DATA SHOWN:
-- start --

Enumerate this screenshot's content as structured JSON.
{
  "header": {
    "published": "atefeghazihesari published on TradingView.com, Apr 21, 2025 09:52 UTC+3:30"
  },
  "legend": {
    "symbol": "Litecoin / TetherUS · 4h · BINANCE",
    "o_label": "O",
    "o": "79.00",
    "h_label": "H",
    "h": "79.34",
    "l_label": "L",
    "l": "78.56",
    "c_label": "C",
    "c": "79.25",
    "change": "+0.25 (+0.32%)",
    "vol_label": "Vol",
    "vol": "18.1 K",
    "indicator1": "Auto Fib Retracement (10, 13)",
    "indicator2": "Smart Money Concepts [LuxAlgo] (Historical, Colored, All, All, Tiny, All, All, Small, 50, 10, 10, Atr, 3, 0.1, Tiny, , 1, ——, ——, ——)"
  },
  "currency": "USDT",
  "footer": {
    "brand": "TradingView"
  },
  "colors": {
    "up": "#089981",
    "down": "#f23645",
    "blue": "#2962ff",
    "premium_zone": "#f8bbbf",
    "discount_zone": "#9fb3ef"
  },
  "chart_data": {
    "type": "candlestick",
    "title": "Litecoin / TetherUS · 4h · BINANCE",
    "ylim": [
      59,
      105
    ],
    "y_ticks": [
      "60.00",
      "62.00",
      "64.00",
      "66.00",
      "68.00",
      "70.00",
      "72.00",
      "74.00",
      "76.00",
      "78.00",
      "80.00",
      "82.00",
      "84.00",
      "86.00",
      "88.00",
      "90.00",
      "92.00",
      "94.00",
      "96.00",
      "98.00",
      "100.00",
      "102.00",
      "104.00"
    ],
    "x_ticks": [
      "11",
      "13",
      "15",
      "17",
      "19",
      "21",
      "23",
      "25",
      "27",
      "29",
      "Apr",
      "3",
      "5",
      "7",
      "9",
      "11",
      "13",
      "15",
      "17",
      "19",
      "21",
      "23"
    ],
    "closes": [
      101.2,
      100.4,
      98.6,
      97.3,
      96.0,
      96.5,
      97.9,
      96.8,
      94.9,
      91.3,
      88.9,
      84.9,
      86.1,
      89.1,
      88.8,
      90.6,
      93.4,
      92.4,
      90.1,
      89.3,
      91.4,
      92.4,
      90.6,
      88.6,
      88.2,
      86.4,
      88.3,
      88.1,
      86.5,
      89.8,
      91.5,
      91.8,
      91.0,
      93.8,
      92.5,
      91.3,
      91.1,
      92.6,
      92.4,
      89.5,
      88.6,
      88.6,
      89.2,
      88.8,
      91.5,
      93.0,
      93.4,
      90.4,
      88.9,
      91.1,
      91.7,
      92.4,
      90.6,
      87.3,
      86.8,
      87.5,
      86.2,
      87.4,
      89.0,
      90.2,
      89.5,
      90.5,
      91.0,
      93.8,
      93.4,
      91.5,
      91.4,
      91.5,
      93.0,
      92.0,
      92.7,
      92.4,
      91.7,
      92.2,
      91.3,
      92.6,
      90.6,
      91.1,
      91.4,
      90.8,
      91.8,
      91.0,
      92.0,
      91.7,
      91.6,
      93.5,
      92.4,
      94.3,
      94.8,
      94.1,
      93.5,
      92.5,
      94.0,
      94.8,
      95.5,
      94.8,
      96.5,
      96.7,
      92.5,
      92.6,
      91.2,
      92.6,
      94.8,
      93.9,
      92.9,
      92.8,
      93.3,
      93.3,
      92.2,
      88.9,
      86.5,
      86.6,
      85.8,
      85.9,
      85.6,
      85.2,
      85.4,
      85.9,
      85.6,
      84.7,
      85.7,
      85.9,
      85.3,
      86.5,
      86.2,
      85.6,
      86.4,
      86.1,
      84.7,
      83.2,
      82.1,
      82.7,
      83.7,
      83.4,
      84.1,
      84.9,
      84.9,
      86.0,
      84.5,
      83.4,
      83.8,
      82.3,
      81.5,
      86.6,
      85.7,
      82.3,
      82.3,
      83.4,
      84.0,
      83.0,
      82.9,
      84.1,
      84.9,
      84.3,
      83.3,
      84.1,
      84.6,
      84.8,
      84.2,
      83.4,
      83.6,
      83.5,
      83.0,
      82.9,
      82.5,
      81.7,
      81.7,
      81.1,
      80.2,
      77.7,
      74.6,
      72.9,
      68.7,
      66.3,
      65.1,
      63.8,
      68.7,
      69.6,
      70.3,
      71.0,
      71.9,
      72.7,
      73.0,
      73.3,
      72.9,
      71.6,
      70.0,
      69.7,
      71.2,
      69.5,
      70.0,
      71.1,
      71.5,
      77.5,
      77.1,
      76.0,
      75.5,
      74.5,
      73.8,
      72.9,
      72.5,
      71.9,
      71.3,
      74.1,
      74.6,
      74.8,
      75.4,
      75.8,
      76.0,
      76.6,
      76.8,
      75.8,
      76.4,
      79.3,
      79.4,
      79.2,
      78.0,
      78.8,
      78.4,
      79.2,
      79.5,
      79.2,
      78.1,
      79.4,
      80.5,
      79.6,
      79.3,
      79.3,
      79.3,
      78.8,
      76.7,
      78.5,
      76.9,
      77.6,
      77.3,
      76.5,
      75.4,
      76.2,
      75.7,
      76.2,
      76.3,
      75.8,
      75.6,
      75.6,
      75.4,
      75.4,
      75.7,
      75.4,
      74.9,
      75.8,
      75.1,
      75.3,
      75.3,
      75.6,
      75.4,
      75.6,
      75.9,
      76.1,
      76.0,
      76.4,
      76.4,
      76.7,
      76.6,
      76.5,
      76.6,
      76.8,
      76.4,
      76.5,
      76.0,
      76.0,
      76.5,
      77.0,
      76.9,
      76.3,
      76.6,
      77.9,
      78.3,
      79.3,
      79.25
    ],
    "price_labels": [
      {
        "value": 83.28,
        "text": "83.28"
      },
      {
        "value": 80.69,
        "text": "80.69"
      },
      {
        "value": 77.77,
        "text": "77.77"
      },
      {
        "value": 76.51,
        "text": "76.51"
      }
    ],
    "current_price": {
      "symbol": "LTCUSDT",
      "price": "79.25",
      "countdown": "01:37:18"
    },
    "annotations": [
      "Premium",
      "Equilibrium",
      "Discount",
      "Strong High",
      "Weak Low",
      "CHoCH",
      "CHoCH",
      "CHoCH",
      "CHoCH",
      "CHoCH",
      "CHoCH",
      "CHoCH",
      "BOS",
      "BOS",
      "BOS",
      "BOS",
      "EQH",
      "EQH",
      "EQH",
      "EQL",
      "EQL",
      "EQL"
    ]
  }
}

-- end --

PROBLEM DESCRIPTION:
Reproduce the complete set of lines precisely as supplied.

WRITTEN REPLY:
Enumerate this screenshot's content as structured JSON.
{
  "header": {
    "published": "atefeghazihesari published on TradingView.com, Apr 21, 2025 09:52 UTC+3:30"
  },
  "legend": {
    "symbol": "Litecoin / TetherUS · 4h · BINANCE",
    "o_label": "O",
    "o": "79.00",
    "h_label": "H",
    "h": "79.34",
    "l_label": "L",
    "l": "78.56",
    "c_label": "C",
    "c": "79.25",
    "change": "+0.25 (+0.32%)",
    "vol_label": "Vol",
    "vol": "18.1 K",
    "indicator1": "Auto Fib Retracement (10, 13)",
    "indicator2": "Smart Money Concepts [LuxAlgo] (Historical, Colored, All, All, Tiny, All, All, Small, 50, 10, 10, Atr, 3, 0.1, Tiny, , 1, ——, ——, ——)"
  },
  "currency": "USDT",
  "footer": {
    "brand": "TradingView"
  },
  "colors": {
    "up": "#089981",
    "down": "#f23645",
    "blue": "#2962ff",
    "premium_zone": "#f8bbbf",
    "discount_zone": "#9fb3ef"
  },
  "chart_data": {
    "type": "candlestick",
    "title": "Litecoin / TetherUS · 4h · BINANCE",
    "ylim": [
      59,
      105
    ],
    "y_ticks": [
      "60.00",
      "62.00",
      "64.00",
      "66.00",
      "68.00",
      "70.00",
      "72.00",
      "74.00",
      "76.00",
      "78.00",
      "80.00",
      "82.00",
      "84.00",
      "86.00",
      "88.00",
      "90.00",
      "92.00",
      "94.00",
      "96.00",
      "98.00",
      "100.00",
      "102.00",
      "104.00"
    ],
    "x_ticks": [
      "11",
      "13",
      "15",
      "17",
      "19",
      "21",
      "23",
      "25",
      "27",
      "29",
      "Apr",
      "3",
      "5",
      "7",
      "9",
      "11",
      "13",
      "15",
      "17",
      "19",
      "21",
      "23"
    ],
    "closes": [
      101.2,
      100.4,
      98.6,
      97.3,
      96.0,
      96.5,
      97.9,
      96.8,
      94.9,
      91.3,
      88.9,
      84.9,
      86.1,
      89.1,
      88.8,
      90.6,
      93.4,
      92.4,
      90.1,
      89.3,
      91.4,
      92.4,
      90.6,
      88.6,
      88.2,
      86.4,
      88.3,
      88.1,
      86.5,
      89.8,
      91.5,
      91.8,
      91.0,
      93.8,
      92.5,
      91.3,
      91.1,
      92.6,
      92.4,
      89.5,
      88.6,
      88.6,
      89.2,
      88.8,
      91.5,
      93.0,
      93.4,
      90.4,
      88.9,
      91.1,
      91.7,
      92.4,
      90.6,
      87.3,
      86.8,
      87.5,
      86.2,
      87.4,
      89.0,
      90.2,
      89.5,
      90.5,
      91.0,
      93.8,
      93.4,
      91.5,
      91.4,
      91.5,
      93.0,
      92.0,
      92.7,
      92.4,
      91.7,
      92.2,
      91.3,
      92.6,
      90.6,
      91.1,
      91.4,
      90.8,
      91.8,
      91.0,
      92.0,
      91.7,
      91.6,
      93.5,
      92.4,
      94.3,
      94.8,
      94.1,
      93.5,
      92.5,
      94.0,
      94.8,
      95.5,
      94.8,
      96.5,
      96.7,
      92.5,
      92.6,
      91.2,
      92.6,
      94.8,
      93.9,
      92.9,
      92.8,
      93.3,
      93.3,
      92.2,
      88.9,
      86.5,
      86.6,
      85.8,
      85.9,
      85.6,
      85.2,
      85.4,
      85.9,
      85.6,
      84.7,
      85.7,
      85.9,
      85.3,
      86.5,
      86.2,
      85.6,
      86.4,
      86.1,
      84.7,
      83.2,
      82.1,
      82.7,
      83.7,
      83.4,
      84.1,
      84.9,
      84.9,
      86.0,
      84.5,
      83.4,
      83.8,
      82.3,
      81.5,
      86.6,
      85.7,
      82.3,
      82.3,
      83.4,
      84.0,
      83.0,
      82.9,
      84.1,
      84.9,
      84.3,
      83.3,
      84.1,
      84.6,
      84.8,
      84.2,
      83.4,
      83.6,
      83.5,
      83.0,
      82.9,
      82.5,
      81.7,
      81.7,
      81.1,
      80.2,
      77.7,
      74.6,
      72.9,
      68.7,
      66.3,
      65.1,
      63.8,
      68.7,
      69.6,
      70.3,
      71.0,
      71.9,
      72.7,
      73.0,
      73.3,
      72.9,
      71.6,
      70.0,
      69.7,
      71.2,
      69.5,
      70.0,
      71.1,
      71.5,
      77.5,
      77.1,
      76.0,
      75.5,
      74.5,
      73.8,
      72.9,
      72.5,
      71.9,
      71.3,
      74.1,
      74.6,
      74.8,
      75.4,
      75.8,
      76.0,
      76.6,
      76.8,
      75.8,
      76.4,
      79.3,
      79.4,
      79.2,
      78.0,
      78.8,
      78.4,
      79.2,
      79.5,
      79.2,
      78.1,
      79.4,
      80.5,
      79.6,
      79.3,
      79.3,
      79.3,
      78.8,
      76.7,
      78.5,
      76.9,
      77.6,
      77.3,
      76.5,
      75.4,
      76.2,
      75.7,
      76.2,
      76.3,
      75.8,
      75.6,
      75.6,
      75.4,
      75.4,
      75.7,
      75.4,
      74.9,
      75.8,
      75.1,
      75.3,
      75.3,
      75.6,
      75.4,
      75.6,
      75.9,
      76.1,
      76.0,
      76.4,
      76.4,
      76.7,
      76.6,
      76.5,
      76.6,
      76.8,
      76.4,
      76.5,
      76.0,
      76.0,
      76.5,
      77.0,
      76.9,
      76.3,
      76.6,
      77.9,
      78.3,
      79.3,
      79.25
    ],
    "price_labels": [
      {
        "value": 83.28,
        "text": "83.28"
      },
      {
        "value": 80.69,
        "text": "80.69"
      },
      {
        "value": 77.77,
        "text": "77.77"
      },
      {
        "value": 76.51,
        "text": "76.51"
      }
    ],
    "current_price": {
      "symbol": "LTCUSDT",
      "price": "79.25",
      "countdown": "01:37:18"
    },
    "annotations": [
      "Premium",
      "Equilibrium",
      "Discount",
      "Strong High",
      "Weak Low",
      "CHoCH",
      "CHoCH",
      "CHoCH",
      "CHoCH",
      "CHoCH",
      "CHoCH",
      "CHoCH",
      "BOS",
      "BOS",
      "BOS",
      "BOS",
      "EQH",
      "EQH",
      "EQH",
      "EQL",
      "EQL",
      "EQL"
    ]
  }
}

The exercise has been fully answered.